● **PROBLEM REQUIREMENTS**
A single number is needed: how many lines of the data hold the word "JSON".

● **RECORDS FOR THE TASK**
++++++++++++++++++++
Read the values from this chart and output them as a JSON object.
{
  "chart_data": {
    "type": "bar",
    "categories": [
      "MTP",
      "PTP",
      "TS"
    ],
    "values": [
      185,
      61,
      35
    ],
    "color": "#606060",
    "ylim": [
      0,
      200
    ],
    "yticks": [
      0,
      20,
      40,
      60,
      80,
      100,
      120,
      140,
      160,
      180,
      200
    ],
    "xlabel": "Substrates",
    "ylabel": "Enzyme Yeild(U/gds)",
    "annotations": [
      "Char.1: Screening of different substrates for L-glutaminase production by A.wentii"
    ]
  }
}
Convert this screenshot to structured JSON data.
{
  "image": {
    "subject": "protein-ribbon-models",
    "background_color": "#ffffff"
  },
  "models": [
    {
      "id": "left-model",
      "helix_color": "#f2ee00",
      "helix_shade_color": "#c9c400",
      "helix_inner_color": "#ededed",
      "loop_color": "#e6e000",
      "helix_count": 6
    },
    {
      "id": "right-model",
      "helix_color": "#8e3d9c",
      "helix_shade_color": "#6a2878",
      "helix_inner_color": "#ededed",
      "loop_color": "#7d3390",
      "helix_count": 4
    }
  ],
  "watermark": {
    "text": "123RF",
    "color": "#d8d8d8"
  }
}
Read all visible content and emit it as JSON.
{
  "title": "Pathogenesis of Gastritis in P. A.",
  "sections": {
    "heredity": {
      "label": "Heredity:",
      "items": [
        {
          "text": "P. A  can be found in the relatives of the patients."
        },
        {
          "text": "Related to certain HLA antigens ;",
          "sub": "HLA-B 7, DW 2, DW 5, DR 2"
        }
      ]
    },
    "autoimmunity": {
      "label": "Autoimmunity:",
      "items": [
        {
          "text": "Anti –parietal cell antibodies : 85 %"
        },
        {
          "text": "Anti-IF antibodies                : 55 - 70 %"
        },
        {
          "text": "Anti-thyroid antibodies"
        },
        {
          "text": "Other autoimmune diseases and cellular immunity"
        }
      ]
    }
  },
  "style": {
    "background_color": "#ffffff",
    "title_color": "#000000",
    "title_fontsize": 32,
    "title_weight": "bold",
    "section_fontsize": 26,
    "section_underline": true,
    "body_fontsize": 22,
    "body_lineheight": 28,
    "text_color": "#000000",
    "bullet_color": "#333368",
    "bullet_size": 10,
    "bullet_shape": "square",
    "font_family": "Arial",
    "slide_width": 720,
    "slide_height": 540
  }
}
++++++++++++++++++++
● **YOUR RESPONSE**
3